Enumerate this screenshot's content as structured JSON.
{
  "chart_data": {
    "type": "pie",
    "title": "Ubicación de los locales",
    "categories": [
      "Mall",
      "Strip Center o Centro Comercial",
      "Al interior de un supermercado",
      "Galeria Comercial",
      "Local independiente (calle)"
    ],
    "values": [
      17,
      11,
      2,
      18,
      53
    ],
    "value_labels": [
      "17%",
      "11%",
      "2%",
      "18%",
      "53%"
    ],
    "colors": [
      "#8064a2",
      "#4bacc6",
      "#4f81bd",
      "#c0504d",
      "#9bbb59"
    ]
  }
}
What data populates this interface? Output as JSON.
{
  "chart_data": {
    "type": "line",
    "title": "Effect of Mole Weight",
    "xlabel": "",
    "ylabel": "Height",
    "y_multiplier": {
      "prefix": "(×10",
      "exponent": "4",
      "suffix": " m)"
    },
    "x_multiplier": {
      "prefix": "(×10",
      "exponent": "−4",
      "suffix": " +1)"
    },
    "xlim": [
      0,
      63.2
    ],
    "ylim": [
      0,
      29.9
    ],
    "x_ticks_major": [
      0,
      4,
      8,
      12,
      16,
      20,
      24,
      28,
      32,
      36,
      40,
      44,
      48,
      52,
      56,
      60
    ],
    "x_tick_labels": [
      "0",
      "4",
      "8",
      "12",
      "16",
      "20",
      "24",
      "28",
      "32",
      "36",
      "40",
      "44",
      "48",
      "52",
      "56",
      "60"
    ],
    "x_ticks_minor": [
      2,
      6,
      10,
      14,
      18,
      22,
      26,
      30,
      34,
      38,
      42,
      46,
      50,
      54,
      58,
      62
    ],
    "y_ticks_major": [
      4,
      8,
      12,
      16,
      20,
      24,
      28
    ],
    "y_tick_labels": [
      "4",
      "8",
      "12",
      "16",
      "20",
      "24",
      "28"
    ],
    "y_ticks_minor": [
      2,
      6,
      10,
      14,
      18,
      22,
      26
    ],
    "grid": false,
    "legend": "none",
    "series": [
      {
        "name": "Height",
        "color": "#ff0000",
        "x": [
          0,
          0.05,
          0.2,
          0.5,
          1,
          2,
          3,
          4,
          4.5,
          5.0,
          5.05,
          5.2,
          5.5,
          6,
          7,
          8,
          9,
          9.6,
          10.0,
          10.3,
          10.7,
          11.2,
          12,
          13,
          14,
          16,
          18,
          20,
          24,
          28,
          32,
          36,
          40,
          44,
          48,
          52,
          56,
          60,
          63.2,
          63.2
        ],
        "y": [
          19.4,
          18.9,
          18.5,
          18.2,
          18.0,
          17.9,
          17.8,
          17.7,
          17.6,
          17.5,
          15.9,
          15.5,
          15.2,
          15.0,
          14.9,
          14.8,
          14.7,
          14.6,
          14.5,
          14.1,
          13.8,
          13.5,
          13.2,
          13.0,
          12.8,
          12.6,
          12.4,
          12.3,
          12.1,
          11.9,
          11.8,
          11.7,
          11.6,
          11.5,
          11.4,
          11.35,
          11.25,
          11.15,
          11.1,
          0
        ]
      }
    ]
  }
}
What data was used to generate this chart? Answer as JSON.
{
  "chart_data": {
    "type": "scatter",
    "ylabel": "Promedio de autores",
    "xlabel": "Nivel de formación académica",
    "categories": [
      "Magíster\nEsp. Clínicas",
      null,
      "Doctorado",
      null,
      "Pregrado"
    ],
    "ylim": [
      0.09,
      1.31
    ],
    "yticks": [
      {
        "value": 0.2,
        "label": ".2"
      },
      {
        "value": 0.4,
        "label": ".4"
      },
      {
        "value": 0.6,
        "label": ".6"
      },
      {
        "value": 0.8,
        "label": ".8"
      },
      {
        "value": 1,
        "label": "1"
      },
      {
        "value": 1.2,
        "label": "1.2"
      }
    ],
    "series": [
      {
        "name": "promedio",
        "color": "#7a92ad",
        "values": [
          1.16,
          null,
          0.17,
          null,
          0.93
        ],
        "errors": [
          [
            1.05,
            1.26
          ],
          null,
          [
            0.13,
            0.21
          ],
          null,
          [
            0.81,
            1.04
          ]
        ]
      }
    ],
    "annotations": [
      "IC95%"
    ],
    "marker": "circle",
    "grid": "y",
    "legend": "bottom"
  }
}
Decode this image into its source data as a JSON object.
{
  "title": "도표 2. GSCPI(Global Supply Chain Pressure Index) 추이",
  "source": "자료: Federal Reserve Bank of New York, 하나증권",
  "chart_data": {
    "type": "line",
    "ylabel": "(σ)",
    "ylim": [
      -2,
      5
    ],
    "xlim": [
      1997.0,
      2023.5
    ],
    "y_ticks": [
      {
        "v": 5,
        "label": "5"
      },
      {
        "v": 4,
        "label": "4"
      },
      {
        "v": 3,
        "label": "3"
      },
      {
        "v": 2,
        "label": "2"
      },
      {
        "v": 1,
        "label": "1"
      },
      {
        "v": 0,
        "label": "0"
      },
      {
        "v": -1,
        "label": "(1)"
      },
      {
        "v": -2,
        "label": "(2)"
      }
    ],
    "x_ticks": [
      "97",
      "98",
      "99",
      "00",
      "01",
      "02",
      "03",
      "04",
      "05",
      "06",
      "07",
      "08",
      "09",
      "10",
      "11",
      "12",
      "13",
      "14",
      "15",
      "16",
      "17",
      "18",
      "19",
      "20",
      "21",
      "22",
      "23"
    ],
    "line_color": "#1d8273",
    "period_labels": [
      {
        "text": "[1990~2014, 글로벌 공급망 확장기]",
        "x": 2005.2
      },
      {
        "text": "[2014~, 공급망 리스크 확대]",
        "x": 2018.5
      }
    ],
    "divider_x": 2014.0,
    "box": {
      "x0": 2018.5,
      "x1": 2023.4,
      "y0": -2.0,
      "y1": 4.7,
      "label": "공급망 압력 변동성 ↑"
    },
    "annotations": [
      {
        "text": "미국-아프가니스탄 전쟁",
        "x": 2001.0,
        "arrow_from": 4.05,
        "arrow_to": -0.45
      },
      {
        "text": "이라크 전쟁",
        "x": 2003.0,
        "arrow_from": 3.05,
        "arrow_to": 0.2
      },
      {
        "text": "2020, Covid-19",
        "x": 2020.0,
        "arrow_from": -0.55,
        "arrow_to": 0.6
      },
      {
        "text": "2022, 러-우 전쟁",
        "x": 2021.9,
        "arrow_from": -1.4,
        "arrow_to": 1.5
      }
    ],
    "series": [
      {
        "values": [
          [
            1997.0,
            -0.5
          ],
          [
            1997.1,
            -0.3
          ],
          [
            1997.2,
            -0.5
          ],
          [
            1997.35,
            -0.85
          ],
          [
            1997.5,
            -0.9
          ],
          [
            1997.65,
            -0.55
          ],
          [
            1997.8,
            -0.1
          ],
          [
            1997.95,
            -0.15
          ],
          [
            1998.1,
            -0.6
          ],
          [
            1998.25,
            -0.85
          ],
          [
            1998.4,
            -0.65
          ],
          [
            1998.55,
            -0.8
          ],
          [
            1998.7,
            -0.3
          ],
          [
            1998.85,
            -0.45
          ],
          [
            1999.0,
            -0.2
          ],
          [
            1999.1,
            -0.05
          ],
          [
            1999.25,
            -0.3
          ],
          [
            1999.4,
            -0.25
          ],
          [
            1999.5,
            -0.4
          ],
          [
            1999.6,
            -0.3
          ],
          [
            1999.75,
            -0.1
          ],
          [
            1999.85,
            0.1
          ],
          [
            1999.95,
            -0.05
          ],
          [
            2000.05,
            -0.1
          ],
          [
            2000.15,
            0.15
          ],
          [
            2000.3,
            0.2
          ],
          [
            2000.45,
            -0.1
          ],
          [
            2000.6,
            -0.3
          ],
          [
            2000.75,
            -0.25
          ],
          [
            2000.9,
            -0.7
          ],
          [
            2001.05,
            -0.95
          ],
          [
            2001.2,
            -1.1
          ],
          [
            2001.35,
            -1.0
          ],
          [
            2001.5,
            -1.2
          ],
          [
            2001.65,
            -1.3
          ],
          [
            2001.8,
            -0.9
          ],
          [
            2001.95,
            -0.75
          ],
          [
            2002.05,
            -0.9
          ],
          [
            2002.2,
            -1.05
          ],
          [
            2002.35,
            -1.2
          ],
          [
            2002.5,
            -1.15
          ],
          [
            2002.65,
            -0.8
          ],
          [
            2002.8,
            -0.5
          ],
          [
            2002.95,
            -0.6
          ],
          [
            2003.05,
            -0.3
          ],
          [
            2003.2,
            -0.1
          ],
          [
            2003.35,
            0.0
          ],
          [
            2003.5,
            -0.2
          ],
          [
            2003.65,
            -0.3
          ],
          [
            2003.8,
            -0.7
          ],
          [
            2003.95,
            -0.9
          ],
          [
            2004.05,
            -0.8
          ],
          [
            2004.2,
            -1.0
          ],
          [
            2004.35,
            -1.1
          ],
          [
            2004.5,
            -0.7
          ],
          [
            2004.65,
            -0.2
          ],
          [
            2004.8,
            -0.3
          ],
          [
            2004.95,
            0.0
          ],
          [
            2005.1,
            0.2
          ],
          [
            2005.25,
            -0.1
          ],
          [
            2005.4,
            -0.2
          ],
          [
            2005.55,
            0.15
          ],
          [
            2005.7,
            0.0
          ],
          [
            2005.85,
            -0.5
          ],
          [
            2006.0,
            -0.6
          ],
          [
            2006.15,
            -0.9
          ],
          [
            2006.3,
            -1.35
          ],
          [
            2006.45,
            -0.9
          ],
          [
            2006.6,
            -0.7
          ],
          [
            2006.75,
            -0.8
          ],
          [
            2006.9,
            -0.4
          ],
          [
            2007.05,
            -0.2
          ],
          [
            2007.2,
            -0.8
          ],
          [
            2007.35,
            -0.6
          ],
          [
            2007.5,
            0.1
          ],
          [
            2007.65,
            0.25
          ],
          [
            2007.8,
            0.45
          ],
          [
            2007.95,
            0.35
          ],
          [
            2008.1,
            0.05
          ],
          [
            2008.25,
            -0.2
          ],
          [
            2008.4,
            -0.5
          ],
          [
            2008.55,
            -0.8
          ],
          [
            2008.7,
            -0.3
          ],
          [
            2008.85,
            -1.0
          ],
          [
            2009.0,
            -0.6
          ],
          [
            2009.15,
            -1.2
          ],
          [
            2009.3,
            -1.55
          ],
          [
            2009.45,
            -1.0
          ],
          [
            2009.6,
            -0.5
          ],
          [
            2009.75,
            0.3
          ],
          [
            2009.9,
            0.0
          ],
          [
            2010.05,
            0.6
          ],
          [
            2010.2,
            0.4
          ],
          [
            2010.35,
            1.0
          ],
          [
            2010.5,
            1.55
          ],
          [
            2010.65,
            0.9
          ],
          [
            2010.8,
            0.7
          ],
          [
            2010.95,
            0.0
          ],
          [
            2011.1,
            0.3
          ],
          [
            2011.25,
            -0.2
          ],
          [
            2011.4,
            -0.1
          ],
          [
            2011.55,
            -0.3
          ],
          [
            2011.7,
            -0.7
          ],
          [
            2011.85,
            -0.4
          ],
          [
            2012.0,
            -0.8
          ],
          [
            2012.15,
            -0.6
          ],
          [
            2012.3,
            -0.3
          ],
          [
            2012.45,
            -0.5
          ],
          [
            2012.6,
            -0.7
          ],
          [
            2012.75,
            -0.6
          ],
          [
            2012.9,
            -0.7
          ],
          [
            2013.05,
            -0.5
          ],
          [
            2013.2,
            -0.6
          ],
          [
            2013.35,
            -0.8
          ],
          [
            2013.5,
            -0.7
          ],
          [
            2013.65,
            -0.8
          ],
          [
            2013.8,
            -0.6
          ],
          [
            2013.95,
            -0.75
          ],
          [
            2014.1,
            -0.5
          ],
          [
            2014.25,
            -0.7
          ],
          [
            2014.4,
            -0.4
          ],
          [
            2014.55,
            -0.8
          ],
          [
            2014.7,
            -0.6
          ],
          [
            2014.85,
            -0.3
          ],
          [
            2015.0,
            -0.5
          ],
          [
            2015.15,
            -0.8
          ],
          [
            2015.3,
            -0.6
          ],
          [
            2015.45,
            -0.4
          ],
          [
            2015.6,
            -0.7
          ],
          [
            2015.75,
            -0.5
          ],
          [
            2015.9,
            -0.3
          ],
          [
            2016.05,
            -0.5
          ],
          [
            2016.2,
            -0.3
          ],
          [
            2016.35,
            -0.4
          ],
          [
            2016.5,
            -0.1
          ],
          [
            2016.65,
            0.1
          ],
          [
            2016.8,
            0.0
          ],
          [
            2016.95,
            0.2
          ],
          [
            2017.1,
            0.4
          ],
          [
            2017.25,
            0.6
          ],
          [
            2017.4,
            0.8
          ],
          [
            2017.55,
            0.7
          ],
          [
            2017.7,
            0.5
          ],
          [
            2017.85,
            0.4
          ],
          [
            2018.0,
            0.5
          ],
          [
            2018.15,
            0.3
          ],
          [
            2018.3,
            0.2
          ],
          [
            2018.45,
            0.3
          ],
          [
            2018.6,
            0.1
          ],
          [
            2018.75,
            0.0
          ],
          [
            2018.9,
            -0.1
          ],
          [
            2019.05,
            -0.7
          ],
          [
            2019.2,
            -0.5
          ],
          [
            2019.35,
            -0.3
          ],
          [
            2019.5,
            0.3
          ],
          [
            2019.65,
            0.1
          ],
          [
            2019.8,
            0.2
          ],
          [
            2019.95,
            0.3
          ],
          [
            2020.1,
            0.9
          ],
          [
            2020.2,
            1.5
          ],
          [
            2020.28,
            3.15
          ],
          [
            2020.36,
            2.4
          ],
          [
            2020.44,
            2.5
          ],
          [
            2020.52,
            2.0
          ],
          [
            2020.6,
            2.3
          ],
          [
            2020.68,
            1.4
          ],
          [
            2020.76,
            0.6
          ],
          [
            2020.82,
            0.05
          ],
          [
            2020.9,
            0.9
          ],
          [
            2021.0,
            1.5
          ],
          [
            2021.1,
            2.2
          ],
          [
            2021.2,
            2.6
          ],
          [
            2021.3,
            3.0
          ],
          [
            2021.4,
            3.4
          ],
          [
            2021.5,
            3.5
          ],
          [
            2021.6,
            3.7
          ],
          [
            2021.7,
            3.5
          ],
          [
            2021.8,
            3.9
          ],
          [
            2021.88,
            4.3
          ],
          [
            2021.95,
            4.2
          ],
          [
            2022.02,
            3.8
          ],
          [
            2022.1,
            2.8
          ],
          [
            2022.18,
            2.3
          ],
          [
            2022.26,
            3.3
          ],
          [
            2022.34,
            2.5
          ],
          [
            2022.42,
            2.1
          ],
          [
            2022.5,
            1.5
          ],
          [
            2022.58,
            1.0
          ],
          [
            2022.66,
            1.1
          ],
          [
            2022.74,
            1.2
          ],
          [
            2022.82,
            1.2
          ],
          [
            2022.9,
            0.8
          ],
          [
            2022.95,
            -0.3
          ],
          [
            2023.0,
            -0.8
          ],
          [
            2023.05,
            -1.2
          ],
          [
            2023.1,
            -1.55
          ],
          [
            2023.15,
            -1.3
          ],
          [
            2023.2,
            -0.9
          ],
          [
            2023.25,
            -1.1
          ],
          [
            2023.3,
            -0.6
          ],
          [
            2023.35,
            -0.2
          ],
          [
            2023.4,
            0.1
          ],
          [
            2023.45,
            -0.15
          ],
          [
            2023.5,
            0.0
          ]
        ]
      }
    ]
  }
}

########################################

- **Exercise goal**
Only the number is wanted: how many lines of the material above include the word "Comercial"?

- **Exercise solution**
2